[begin EXCERPTED DATA]

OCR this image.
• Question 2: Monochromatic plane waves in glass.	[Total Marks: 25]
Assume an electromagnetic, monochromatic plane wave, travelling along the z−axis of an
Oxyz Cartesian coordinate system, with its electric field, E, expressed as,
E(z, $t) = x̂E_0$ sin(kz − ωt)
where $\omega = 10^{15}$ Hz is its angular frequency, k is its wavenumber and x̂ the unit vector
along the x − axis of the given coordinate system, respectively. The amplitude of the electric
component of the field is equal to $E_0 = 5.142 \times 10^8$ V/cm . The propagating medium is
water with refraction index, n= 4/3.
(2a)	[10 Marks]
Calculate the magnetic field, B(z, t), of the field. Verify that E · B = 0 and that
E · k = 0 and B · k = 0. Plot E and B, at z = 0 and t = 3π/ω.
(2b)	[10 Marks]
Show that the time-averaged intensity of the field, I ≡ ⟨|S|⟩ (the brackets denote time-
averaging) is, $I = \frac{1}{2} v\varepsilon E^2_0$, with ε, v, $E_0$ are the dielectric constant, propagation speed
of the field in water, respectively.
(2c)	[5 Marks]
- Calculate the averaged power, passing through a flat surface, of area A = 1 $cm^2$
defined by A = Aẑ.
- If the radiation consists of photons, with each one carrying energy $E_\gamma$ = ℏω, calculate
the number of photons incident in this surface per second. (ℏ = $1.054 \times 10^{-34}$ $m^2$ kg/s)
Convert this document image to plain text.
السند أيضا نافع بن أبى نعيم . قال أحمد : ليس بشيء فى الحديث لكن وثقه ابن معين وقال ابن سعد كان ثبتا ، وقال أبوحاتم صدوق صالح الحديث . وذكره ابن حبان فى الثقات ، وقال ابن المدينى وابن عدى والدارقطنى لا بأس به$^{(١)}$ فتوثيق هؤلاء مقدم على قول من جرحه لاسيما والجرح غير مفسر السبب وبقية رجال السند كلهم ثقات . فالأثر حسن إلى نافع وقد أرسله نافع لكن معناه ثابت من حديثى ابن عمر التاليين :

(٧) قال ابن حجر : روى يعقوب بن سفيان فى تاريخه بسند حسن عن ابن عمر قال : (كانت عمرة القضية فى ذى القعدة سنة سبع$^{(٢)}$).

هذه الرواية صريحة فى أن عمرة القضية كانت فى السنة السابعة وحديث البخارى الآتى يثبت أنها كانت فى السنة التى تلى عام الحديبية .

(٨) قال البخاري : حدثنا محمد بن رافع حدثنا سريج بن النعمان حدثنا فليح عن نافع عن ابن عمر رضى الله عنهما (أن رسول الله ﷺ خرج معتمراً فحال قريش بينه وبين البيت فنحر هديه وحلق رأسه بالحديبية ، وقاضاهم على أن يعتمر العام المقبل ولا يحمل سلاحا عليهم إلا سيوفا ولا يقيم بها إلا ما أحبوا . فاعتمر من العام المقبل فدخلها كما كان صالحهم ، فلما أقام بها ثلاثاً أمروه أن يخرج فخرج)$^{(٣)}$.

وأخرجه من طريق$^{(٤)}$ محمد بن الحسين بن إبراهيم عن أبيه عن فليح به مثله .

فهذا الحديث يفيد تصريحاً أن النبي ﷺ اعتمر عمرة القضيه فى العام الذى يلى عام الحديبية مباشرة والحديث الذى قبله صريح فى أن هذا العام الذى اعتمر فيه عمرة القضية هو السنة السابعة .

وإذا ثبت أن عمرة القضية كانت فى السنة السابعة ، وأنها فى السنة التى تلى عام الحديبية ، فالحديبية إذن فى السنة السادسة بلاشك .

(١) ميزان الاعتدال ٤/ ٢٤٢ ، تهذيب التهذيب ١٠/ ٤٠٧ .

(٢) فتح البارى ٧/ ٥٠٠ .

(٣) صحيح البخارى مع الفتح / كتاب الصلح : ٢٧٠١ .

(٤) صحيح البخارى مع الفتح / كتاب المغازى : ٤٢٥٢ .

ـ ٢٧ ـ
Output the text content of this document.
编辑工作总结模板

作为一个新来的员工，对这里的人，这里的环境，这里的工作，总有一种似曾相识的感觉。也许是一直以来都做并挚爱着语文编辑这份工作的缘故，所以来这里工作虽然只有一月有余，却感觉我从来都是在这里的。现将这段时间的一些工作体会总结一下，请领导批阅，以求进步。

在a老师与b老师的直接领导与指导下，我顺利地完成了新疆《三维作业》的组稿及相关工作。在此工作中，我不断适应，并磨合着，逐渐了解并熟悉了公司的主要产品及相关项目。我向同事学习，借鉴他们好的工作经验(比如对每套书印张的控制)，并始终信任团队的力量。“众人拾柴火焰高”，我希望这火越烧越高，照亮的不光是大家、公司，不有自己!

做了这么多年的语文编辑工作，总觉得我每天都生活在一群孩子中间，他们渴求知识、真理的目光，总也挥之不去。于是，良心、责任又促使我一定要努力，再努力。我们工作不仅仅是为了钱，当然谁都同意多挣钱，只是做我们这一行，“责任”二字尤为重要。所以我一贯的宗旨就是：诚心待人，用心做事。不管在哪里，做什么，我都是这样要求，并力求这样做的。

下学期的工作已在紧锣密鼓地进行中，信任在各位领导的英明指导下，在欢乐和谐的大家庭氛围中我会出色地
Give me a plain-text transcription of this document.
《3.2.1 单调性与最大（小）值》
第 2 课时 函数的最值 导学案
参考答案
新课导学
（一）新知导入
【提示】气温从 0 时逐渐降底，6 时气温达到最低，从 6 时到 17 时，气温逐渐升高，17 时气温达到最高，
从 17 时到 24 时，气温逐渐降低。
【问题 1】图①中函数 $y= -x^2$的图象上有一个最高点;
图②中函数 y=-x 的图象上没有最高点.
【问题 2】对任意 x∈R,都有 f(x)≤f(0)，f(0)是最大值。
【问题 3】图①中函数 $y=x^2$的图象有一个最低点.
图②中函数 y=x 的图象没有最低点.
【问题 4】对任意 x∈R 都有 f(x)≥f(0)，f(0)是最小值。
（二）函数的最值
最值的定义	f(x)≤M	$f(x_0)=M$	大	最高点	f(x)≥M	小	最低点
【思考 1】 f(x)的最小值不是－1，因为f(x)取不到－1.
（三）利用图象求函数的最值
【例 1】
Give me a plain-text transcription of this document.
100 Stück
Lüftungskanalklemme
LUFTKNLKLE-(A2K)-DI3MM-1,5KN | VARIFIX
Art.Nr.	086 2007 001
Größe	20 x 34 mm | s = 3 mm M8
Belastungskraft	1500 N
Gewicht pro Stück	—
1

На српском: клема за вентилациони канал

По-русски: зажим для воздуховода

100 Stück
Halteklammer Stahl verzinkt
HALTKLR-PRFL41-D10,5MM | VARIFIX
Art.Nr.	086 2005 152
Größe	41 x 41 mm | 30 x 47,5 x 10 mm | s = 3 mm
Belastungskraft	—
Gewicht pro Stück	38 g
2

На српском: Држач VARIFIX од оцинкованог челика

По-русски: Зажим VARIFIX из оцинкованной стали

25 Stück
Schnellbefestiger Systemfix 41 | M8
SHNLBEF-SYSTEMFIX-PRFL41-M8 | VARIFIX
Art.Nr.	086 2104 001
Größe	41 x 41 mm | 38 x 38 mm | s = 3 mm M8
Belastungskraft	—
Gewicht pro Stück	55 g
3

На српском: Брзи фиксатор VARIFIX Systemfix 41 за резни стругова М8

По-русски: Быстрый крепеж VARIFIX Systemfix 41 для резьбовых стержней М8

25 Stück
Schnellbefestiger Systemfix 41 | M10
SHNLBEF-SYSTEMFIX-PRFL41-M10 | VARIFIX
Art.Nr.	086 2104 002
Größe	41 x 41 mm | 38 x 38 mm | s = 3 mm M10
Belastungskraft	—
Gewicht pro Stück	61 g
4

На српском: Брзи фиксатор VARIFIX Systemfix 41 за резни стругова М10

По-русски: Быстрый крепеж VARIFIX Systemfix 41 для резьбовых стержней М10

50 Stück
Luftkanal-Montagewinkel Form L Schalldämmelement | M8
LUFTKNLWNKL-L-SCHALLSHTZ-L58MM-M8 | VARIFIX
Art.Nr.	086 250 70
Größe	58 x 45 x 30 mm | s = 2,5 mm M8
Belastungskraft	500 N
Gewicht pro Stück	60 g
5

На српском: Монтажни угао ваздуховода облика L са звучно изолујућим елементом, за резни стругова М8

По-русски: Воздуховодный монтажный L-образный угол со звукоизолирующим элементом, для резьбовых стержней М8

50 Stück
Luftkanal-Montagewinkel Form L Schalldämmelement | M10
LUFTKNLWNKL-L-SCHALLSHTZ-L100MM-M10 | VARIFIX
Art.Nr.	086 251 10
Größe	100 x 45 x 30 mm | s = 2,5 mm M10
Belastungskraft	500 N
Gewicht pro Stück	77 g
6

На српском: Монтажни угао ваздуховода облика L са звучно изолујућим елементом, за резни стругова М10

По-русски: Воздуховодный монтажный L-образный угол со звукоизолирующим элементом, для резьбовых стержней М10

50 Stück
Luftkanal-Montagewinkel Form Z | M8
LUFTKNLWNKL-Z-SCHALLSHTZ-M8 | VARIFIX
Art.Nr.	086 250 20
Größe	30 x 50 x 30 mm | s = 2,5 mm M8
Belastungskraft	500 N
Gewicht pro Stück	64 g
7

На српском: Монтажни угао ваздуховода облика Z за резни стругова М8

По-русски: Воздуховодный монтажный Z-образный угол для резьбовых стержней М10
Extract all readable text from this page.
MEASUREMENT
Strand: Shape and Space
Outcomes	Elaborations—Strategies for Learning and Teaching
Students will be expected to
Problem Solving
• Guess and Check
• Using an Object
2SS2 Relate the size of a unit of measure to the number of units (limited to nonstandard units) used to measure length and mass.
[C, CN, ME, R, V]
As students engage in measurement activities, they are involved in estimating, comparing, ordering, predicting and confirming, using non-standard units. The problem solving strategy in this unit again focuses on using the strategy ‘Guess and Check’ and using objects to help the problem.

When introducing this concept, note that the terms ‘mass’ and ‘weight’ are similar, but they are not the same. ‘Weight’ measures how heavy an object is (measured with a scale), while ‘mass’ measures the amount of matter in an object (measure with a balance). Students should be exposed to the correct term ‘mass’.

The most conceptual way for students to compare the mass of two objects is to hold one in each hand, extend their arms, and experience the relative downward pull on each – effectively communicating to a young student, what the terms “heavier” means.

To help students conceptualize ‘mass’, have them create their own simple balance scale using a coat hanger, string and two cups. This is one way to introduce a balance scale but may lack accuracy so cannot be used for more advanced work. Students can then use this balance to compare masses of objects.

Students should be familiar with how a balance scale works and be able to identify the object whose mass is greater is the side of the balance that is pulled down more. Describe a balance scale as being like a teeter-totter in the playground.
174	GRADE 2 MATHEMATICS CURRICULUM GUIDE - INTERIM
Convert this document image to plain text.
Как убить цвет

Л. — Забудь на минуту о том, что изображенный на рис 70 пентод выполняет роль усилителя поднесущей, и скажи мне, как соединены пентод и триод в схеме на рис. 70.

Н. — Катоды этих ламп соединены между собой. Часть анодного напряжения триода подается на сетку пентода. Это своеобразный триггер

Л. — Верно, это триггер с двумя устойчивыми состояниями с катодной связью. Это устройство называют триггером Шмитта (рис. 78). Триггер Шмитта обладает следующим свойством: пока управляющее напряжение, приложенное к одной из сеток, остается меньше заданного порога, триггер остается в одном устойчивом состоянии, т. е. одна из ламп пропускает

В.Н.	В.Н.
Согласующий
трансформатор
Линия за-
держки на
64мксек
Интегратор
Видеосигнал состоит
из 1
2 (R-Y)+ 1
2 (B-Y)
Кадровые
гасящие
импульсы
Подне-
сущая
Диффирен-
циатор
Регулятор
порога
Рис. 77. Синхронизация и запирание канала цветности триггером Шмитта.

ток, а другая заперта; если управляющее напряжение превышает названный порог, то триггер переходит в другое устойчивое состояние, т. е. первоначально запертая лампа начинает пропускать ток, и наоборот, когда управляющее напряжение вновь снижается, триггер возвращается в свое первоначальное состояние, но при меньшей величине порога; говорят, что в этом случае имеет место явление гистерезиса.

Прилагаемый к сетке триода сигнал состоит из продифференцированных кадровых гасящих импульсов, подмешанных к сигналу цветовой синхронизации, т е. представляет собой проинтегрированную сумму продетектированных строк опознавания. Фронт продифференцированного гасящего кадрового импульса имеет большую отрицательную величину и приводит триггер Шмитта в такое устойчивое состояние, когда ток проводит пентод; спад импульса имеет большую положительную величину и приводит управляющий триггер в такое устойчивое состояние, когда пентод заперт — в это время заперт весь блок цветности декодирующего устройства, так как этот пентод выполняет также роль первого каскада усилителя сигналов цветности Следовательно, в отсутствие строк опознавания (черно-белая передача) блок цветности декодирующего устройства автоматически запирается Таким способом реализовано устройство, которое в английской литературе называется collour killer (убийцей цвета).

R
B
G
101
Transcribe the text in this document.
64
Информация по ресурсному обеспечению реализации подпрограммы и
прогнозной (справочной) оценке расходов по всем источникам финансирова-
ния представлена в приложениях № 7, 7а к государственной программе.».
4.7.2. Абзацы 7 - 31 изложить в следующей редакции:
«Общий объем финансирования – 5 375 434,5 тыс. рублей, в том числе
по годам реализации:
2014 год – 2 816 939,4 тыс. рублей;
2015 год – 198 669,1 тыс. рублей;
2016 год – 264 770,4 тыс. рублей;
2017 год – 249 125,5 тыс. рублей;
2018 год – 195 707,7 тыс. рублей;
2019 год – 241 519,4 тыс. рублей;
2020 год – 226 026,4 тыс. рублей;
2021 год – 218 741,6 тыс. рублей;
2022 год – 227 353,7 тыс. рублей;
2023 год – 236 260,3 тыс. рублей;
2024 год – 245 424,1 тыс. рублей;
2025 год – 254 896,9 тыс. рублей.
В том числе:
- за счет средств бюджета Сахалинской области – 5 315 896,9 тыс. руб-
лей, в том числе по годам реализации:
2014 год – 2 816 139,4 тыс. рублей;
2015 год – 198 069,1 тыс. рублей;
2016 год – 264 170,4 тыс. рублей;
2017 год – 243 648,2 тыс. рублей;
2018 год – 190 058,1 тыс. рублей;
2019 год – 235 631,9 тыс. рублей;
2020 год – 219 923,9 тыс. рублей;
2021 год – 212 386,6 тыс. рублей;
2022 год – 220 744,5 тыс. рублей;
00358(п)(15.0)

[end EXCERPTED DATA]

*WRITTEN INSTRUCTION*. Gather from the records above every line containing the string "SCHALLSHTZ".

*RESULT OF THIS TASK*.
LUFTKNLWNKL-L-SCHALLSHTZ-L58MM-M8 | VARIFIX
LUFTKNLWNKL-L-SCHALLSHTZ-L100MM-M10 | VARIFIX
LUFTKNLWNKL-Z-SCHALLSHTZ-M8 | VARIFIX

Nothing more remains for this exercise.